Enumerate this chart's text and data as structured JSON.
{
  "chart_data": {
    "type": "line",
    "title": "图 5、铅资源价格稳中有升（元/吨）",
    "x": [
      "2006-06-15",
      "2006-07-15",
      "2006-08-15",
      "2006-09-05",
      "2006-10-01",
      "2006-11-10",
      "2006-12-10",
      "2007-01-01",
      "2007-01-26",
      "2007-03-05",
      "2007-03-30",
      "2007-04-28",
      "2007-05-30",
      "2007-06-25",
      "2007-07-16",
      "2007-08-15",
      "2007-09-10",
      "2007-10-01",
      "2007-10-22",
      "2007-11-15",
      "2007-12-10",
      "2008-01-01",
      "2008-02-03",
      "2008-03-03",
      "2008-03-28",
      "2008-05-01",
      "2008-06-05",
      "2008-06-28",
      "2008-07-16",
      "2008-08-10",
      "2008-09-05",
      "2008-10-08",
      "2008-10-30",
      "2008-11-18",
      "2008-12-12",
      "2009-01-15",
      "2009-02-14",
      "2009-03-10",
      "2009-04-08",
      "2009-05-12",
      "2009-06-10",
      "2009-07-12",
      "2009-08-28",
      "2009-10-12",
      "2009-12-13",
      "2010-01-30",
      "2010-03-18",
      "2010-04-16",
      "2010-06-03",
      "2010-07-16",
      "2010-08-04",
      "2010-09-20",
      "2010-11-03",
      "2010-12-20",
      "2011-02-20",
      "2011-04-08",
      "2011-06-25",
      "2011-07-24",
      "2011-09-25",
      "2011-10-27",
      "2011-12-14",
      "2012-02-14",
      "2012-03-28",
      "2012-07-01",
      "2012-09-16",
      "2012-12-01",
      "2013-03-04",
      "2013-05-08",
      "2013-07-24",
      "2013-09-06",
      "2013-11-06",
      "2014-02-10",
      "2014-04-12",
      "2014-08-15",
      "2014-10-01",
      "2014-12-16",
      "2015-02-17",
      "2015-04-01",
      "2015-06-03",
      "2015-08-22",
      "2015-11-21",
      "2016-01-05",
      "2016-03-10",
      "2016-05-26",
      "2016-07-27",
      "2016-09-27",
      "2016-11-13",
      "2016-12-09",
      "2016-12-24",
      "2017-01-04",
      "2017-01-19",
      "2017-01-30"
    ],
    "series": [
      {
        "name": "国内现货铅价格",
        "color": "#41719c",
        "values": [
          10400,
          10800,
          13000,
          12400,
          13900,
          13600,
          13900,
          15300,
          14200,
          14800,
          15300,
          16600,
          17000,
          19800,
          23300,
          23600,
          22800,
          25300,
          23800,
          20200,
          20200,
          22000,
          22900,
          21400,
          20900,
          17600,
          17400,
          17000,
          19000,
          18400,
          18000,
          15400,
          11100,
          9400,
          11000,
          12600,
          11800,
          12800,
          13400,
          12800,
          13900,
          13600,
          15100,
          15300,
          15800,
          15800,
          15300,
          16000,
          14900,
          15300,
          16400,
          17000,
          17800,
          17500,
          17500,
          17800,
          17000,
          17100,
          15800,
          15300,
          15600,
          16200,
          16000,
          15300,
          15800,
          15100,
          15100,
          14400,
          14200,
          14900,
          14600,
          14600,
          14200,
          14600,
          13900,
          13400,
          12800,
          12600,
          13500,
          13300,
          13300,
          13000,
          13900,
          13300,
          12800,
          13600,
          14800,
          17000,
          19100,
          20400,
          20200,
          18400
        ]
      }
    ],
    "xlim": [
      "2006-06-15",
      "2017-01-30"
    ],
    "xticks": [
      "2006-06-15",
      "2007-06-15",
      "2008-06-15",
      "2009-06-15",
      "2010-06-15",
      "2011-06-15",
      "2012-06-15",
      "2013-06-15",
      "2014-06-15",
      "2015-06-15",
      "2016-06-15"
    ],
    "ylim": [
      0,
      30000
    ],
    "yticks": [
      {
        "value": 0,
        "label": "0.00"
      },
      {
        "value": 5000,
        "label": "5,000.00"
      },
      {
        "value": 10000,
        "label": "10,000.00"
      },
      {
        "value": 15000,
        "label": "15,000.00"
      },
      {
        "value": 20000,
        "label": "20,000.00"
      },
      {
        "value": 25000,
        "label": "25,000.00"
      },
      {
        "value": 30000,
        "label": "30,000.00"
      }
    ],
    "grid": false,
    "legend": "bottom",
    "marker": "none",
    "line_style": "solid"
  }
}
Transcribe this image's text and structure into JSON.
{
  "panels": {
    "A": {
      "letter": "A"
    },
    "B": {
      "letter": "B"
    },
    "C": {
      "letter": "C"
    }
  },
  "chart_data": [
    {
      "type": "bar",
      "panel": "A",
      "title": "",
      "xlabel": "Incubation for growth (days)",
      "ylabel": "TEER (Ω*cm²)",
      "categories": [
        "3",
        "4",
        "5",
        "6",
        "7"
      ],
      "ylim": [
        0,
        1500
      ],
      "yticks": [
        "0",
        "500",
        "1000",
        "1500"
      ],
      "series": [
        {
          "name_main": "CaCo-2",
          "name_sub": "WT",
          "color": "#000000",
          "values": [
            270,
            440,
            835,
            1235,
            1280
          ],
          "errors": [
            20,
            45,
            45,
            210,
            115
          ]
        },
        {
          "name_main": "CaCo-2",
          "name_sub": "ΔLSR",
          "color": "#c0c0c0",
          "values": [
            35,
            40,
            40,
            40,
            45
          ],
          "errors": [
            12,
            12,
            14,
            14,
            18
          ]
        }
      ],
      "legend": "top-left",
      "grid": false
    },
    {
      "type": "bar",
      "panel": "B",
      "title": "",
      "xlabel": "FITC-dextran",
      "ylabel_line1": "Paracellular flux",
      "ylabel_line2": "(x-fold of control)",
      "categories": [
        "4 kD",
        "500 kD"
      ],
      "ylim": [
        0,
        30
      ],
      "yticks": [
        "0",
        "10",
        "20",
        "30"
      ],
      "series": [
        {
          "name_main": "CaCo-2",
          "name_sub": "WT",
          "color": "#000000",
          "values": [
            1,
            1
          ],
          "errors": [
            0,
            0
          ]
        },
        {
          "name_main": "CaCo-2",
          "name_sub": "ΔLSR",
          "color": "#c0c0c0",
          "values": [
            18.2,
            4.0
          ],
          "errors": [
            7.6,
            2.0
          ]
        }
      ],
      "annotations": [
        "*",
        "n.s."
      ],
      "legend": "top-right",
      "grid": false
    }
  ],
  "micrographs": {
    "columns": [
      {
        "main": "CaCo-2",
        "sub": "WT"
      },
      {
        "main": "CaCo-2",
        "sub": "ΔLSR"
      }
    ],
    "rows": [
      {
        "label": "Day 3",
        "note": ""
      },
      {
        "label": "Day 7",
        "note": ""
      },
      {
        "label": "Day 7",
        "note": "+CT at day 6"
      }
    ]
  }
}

REQUIRED WORK
Go through the records and print each one exactly.

EXERCISE ANSWER
Enumerate this chart's text and data as structured JSON.
{
  "chart_data": {
    "type": "line",
    "title": "图 5、铅资源价格稳中有升（元/吨）",
    "x": [
      "2006-06-15",
      "2006-07-15",
      "2006-08-15",
      "2006-09-05",
      "2006-10-01",
      "2006-11-10",
      "2006-12-10",
      "2007-01-01",
      "2007-01-26",
      "2007-03-05",
      "2007-03-30",
      "2007-04-28",
      "2007-05-30",
      "2007-06-25",
      "2007-07-16",
      "2007-08-15",
      "2007-09-10",
      "2007-10-01",
      "2007-10-22",
      "2007-11-15",
      "2007-12-10",
      "2008-01-01",
      "2008-02-03",
      "2008-03-03",
      "2008-03-28",
      "2008-05-01",
      "2008-06-05",
      "2008-06-28",
      "2008-07-16",
      "2008-08-10",
      "2008-09-05",
      "2008-10-08",
      "2008-10-30",
      "2008-11-18",
      "2008-12-12",
      "2009-01-15",
      "2009-02-14",
      "2009-03-10",
      "2009-04-08",
      "2009-05-12",
      "2009-06-10",
      "2009-07-12",
      "2009-08-28",
      "2009-10-12",
      "2009-12-13",
      "2010-01-30",
      "2010-03-18",
      "2010-04-16",
      "2010-06-03",
      "2010-07-16",
      "2010-08-04",
      "2010-09-20",
      "2010-11-03",
      "2010-12-20",
      "2011-02-20",
      "2011-04-08",
      "2011-06-25",
      "2011-07-24",
      "2011-09-25",
      "2011-10-27",
      "2011-12-14",
      "2012-02-14",
      "2012-03-28",
      "2012-07-01",
      "2012-09-16",
      "2012-12-01",
      "2013-03-04",
      "2013-05-08",
      "2013-07-24",
      "2013-09-06",
      "2013-11-06",
      "2014-02-10",
      "2014-04-12",
      "2014-08-15",
      "2014-10-01",
      "2014-12-16",
      "2015-02-17",
      "2015-04-01",
      "2015-06-03",
      "2015-08-22",
      "2015-11-21",
      "2016-01-05",
      "2016-03-10",
      "2016-05-26",
      "2016-07-27",
      "2016-09-27",
      "2016-11-13",
      "2016-12-09",
      "2016-12-24",
      "2017-01-04",
      "2017-01-19",
      "2017-01-30"
    ],
    "series": [
      {
        "name": "国内现货铅价格",
        "color": "#41719c",
        "values": [
          10400,
          10800,
          13000,
          12400,
          13900,
          13600,
          13900,
          15300,
          14200,
          14800,
          15300,
          16600,
          17000,
          19800,
          23300,
          23600,
          22800,
          25300,
          23800,
          20200,
          20200,
          22000,
          22900,
          21400,
          20900,
          17600,
          17400,
          17000,
          19000,
          18400,
          18000,
          15400,
          11100,
          9400,
          11000,
          12600,
          11800,
          12800,
          13400,
          12800,
          13900,
          13600,
          15100,
          15300,
          15800,
          15800,
          15300,
          16000,
          14900,
          15300,
          16400,
          17000,
          17800,
          17500,
          17500,
          17800,
          17000,
          17100,
          15800,
          15300,
          15600,
          16200,
          16000,
          15300,
          15800,
          15100,
          15100,
          14400,
          14200,
          14900,
          14600,
          14600,
          14200,
          14600,
          13900,
          13400,
          12800,
          12600,
          13500,
          13300,
          13300,
          13000,
          13900,
          13300,
          12800,
          13600,
          14800,
          17000,
          19100,
          20400,
          20200,
          18400
        ]
      }
    ],
    "xlim": [
      "2006-06-15",
      "2017-01-30"
    ],
    "xticks": [
      "2006-06-15",
      "2007-06-15",
      "2008-06-15",
      "2009-06-15",
      "2010-06-15",
      "2011-06-15",
      "2012-06-15",
      "2013-06-15",
      "2014-06-15",
      "2015-06-15",
      "2016-06-15"
    ],
    "ylim": [
      0,
      30000
    ],
    "yticks": [
      {
        "value": 0,
        "label": "0.00"
      },
      {
        "value": 5000,
        "label": "5,000.00"
      },
      {
        "value": 10000,
        "label": "10,000.00"
      },
      {
        "value": 15000,
        "label": "15,000.00"
      },
      {
        "value": 20000,
        "label": "20,000.00"
      },
      {
        "value": 25000,
        "label": "25,000.00"
      },
      {
        "value": 30000,
        "label": "30,000.00"
      }
    ],
    "grid": false,
    "legend": "bottom",
    "marker": "none",
    "line_style": "solid"
  }
}
Transcribe this image's text and structure into JSON.
{
  "panels": {
    "A": {
      "letter": "A"
    },
    "B": {
      "letter": "B"
    },
    "C": {
      "letter": "C"
    }
  },
  "chart_data": [
    {
      "type": "bar",
      "panel": "A",
      "title": "",
      "xlabel": "Incubation for growth (days)",
      "ylabel": "TEER (Ω*cm²)",
      "categories": [
        "3",
        "4",
        "5",
        "6",
        "7"
      ],
      "ylim": [
        0,
        1500
      ],
      "yticks": [
        "0",
        "500",
        "1000",
        "1500"
      ],
      "series": [
        {
          "name_main": "CaCo-2",
          "name_sub": "WT",
          "color": "#000000",
          "values": [
            270,
            440,
            835,
            1235,
            1280
          ],
          "errors": [
            20,
            45,
            45,
            210,
            115
          ]
        },
        {
          "name_main": "CaCo-2",
          "name_sub": "ΔLSR",
          "color": "#c0c0c0",
          "values": [
            35,
            40,
            40,
            40,
            45
          ],
          "errors": [
            12,
            12,
            14,
            14,
            18
          ]
        }
      ],
      "legend": "top-left",
      "grid": false
    },
    {
      "type": "bar",
      "panel": "B",
      "title": "",
      "xlabel": "FITC-dextran",
      "ylabel_line1": "Paracellular flux",
      "ylabel_line2": "(x-fold of control)",
      "categories": [
        "4 kD",
        "500 kD"
      ],
      "ylim": [
        0,
        30
      ],
      "yticks": [
        "0",
        "10",
        "20",
        "30"
      ],
      "series": [
        {
          "name_main": "CaCo-2",
          "name_sub": "WT",
          "color": "#000000",
          "values": [
            1,
            1
          ],
          "errors": [
            0,
            0
          ]
        },
        {
          "name_main": "CaCo-2",
          "name_sub": "ΔLSR",
          "color": "#c0c0c0",
          "values": [
            18.2,
            4.0
          ],
          "errors": [
            7.6,
            2.0
          ]
        }
      ],
      "annotations": [
        "*",
        "n.s."
      ],
      "legend": "top-right",
      "grid": false
    }
  ],
  "micrographs": {
    "columns": [
      {
        "main": "CaCo-2",
        "sub": "WT"
      },
      {
        "main": "CaCo-2",
        "sub": "ΔLSR"
      }
    ],
    "rows": [
      {
        "label": "Day 3",
        "note": ""
      },
      {
        "label": "Day 7",
        "note": ""
      },
      {
        "label": "Day 7",
        "note": "+CT at day 6"
      }
    ]
  }
}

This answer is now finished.